EXERCISE REQUIREMENTS
Convert the data from its first line through the line containing "print-icon[interactable] bbox=[65, 902, 85, 920]" into a Markdown table with the columns Row and Line, omitting any blank lines.

(Region boundary data)
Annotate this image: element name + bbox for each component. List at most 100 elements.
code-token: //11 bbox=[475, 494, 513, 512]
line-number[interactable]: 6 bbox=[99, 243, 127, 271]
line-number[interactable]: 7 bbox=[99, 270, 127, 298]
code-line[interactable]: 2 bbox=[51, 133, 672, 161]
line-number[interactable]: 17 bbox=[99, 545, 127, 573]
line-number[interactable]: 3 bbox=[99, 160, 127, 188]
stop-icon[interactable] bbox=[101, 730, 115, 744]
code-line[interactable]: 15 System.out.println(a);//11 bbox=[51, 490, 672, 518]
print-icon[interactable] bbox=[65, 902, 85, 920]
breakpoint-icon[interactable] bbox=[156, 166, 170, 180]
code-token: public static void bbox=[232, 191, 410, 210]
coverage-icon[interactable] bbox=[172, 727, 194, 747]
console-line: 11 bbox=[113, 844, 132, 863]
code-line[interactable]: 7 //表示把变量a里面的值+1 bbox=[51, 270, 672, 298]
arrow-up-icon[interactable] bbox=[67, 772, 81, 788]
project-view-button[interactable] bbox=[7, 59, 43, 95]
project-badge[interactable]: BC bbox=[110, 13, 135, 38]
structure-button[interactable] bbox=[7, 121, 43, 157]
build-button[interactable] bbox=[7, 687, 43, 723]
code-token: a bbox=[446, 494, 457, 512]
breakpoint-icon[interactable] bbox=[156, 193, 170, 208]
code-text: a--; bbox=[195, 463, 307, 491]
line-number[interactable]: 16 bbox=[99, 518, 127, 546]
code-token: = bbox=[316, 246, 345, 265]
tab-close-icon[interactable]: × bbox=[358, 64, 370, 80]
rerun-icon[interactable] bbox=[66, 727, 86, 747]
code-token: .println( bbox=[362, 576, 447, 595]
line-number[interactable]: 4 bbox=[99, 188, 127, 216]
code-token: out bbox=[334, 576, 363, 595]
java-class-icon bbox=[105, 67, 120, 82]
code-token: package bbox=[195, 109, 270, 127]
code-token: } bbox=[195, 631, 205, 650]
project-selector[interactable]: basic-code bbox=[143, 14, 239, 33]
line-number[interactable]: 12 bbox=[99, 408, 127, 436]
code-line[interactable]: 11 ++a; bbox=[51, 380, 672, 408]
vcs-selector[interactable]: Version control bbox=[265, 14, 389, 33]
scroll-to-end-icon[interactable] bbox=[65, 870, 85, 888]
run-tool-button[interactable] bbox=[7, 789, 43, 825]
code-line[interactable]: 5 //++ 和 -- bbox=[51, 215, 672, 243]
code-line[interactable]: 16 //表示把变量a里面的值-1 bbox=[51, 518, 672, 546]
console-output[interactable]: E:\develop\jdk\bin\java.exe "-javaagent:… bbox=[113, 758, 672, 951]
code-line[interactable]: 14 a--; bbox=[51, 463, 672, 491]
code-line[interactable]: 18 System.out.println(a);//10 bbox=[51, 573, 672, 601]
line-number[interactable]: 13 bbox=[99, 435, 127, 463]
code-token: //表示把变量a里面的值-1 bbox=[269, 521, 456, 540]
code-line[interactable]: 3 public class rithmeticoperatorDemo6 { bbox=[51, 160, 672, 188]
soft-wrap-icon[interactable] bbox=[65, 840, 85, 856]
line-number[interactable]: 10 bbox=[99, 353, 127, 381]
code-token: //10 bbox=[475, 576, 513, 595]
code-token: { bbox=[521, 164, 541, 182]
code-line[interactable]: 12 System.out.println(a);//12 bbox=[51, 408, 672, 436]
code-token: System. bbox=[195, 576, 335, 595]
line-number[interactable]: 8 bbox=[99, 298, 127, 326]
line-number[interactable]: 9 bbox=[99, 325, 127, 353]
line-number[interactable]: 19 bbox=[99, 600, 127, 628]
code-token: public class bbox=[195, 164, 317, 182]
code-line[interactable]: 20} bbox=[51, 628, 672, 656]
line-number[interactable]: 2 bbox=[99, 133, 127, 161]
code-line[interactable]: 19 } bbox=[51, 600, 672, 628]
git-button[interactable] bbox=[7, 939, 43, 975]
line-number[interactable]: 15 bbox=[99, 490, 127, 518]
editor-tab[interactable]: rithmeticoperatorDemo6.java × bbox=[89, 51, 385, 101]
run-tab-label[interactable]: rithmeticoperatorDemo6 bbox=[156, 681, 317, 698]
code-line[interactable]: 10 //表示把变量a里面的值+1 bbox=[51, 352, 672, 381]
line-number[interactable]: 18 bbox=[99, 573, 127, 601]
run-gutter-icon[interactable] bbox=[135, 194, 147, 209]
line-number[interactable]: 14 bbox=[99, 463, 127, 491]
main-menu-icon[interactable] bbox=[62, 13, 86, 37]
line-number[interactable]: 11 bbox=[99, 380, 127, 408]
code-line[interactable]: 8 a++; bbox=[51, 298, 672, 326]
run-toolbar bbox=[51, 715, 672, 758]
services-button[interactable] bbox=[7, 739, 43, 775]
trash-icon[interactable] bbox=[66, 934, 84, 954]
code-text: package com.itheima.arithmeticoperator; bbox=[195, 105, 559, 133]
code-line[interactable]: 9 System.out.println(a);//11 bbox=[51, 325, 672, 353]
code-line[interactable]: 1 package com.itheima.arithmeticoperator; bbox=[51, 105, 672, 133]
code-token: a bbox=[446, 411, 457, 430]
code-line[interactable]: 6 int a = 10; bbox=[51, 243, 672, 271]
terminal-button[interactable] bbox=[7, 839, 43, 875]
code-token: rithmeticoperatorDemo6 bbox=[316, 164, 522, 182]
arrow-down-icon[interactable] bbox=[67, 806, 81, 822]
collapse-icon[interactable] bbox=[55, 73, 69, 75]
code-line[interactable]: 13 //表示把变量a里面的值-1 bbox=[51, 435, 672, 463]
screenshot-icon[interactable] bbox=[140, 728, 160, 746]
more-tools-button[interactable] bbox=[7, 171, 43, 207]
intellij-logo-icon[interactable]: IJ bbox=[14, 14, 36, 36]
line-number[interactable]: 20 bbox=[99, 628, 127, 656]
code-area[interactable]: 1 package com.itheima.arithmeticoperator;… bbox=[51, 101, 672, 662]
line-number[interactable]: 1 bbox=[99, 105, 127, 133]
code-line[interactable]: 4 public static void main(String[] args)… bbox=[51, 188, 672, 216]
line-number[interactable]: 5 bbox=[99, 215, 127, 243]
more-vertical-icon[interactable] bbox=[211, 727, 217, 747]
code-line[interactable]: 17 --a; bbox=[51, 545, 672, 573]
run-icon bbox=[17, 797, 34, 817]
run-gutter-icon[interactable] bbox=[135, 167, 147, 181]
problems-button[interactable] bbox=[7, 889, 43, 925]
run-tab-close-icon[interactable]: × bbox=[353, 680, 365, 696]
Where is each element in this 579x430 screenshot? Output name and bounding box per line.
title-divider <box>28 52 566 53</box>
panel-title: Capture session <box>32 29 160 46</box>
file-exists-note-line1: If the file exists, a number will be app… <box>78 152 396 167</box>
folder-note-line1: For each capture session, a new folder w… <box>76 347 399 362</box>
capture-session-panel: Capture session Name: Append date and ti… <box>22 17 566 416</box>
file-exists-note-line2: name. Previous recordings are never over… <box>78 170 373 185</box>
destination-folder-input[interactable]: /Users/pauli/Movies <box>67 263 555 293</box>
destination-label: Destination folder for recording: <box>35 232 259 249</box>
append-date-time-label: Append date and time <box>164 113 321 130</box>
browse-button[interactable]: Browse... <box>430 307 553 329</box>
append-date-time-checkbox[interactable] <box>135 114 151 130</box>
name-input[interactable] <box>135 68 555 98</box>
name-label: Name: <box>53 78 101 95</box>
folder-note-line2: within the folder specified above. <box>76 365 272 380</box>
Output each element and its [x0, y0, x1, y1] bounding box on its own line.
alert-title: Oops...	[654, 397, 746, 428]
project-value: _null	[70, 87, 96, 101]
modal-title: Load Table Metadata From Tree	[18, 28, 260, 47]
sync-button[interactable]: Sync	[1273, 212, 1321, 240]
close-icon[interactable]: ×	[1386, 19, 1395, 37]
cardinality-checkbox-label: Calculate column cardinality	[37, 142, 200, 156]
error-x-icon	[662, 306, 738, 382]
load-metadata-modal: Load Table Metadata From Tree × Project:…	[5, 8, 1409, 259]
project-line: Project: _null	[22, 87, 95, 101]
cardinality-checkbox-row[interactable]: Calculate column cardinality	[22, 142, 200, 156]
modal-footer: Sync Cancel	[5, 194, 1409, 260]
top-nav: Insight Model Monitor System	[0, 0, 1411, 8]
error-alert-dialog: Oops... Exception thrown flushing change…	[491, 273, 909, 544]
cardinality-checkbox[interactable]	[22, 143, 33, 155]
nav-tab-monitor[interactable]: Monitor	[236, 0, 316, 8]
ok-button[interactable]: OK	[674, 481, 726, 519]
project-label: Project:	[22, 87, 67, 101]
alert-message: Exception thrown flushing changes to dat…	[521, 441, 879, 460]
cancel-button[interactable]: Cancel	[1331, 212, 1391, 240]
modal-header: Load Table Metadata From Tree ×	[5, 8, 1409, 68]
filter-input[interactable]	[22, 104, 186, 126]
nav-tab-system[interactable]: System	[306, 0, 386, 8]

SOLUTION TO THE EXERCISE
| Row | Line |
|---|---|
| 1 | Annotate this image: element name + bbox for each component. List at most 100 elements. |
| 2 | code-token: //11 bbox=[475, 494, 513, 512] |
| 3 | line-number[interactable]: 6 bbox=[99, 243, 127, 271] |
| 4 | line-number[interactable]: 7 bbox=[99, 270, 127, 298] |
| 5 | code-line[interactable]: 2 bbox=[51, 133, 672, 161] |
| 6 | line-number[interactable]: 17 bbox=[99, 545, 127, 573] |
| 7 | line-number[interactable]: 3 bbox=[99, 160, 127, 188] |
| 8 | stop-icon[interactable] bbox=[101, 730, 115, 744] |
| 9 | code-line[interactable]: 15 System.out.println(a);//11 bbox=[51, 490, 672, 518] |
| 10 | print-icon[interactable] bbox=[65, 902, 85, 920] |